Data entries
.....

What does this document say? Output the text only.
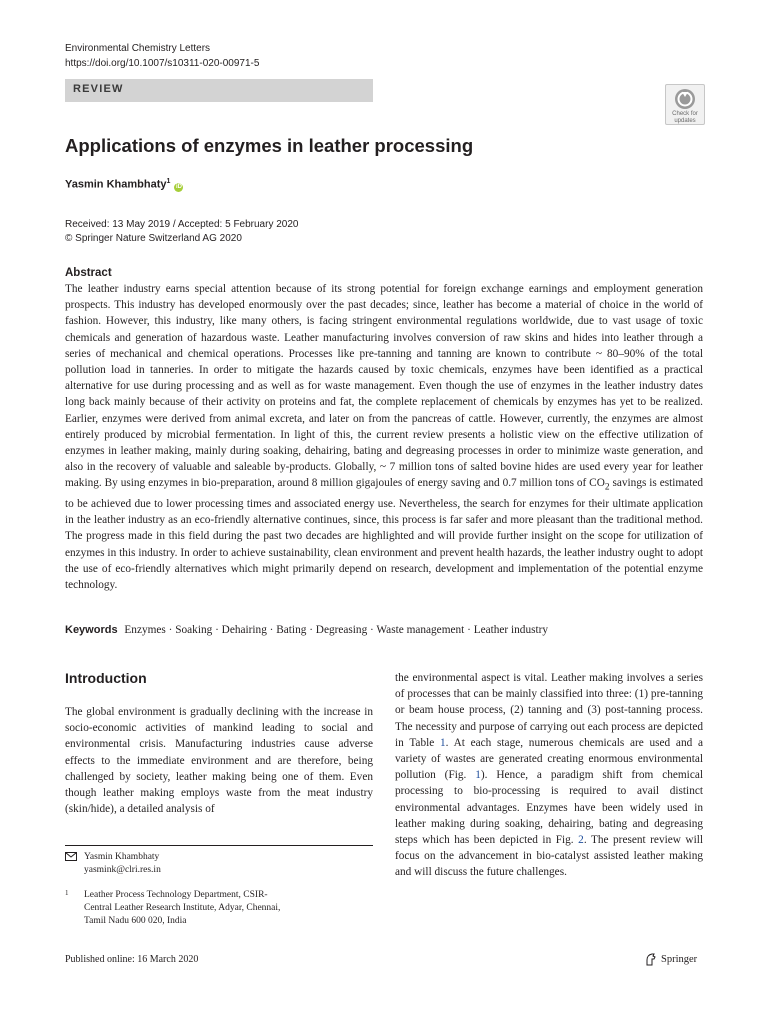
Environmental Chemistry Letters
https://doi.org/10.1007/s10311-020-00971-5
REVIEW
Check for
updates
Applications of enzymes in leather processing
Yasmin Khambhaty$^1$ iD
Received: 13 May 2019 / Accepted: 5 February 2020
© Springer Nature Switzerland AG 2020
Abstract
The leather industry earns special attention because of its strong potential for foreign exchange earnings and employment generation prospects. This industry has developed enormously over the past decades; since, leather has become a material of choice in the world of fashion. However, this industry, like many others, is facing stringent environmental regulations worldwide, due to vast usage of toxic chemicals and generation of hazardous waste. Leather manufacturing involves conversion of raw skins and hides into leather through a series of mechanical and chemical operations. Processes like pre-tanning and tanning are known to contribute ~ 80–90% of the total pollution load in tanneries. In order to mitigate the hazards caused by toxic chemicals, enzymes have been identified as a practical alternative for use during processing and as well as for waste management. Even though the use of enzymes in the leather industry dates long back mainly because of their activity on proteins and fat, the complete replacement of chemicals by enzymes has yet to be realized. Earlier, enzymes were derived from animal excreta, and later on from the pancreas of cattle. However, currently, the enzymes are almost entirely produced by microbial fermentation. In light of this, the current review presents a holistic view on the effective utilization of enzymes in leather making, mainly during soaking, dehairing, bating and degreasing processes in order to minimize waste generation, and also in the recovery of valuable and saleable by-products. Globally, ~ 7 million tons of salted bovine hides are used every year for leather making. By using enzymes in bio-preparation, around 8 million gigajoules of energy saving and 0.7 million tons of $CO_2$ savings is estimated to be achieved due to lower processing times and associated energy use. Nevertheless, the search for enzymes for their ultimate application in the leather industry as an eco-friendly alternative continues, since, this process is far safer and more pleasant than the traditional method. The progress made in this field during the past two decades are highlighted and will provide further insight on the scope for utilization of enzymes in this industry. In order to achieve sustainability, clean environment and prevent health hazards, the leather industry ought to adopt the use of eco-friendly alternatives which might primarily depend on research, development and implementation of the potential enzyme technology.
Keywords Enzymes · Soaking · Dehairing · Bating · Degreasing · Waste management · Leather industry
Introduction
The global environment is gradually declining with the increase in socio-economic activities of mankind leading to social and environmental crisis. Manufacturing industries cause adverse effects to the immediate environment and are therefore, being challenged by society, leather making being one of them. Even though leather making employs waste from the meat industry (skin/hide), a detailed analysis of
the environmental aspect is vital. Leather making involves a series of processes that can be mainly classified into three: (1) pre-tanning or beam house process, (2) tanning and (3) post-tanning process. The necessity and purpose of carrying out each process are depicted in Table 1. At each stage, numerous chemicals are used and a variety of wastes are generated creating enormous environmental pollution (Fig. 1). Hence, a paradigm shift from chemical processing to bio-processing is required to avail distinct environmental advantages. Enzymes have been widely used in leather making during soaking, dehairing, bating and degreasing steps which has been depicted in Fig. 2. The present review will focus on the advancement in bio-catalyst assisted leather making and will discuss the future challenges.
Yasmin Khambhaty
yasmink@clri.res.in
1 Leather Process Technology Department, CSIR-
Central Leather Research Institute, Adyar, Chennai,
Tamil Nadu 600 020, India
Published online: 16 March 2020	Springer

.....

> EXERCISE PROMPT
Copy out every line of the entries where the string "Khambhaty" shows up.

> TASK ANSWER
Yasmin Khambhaty$^1$ iD
Yasmin Khambhaty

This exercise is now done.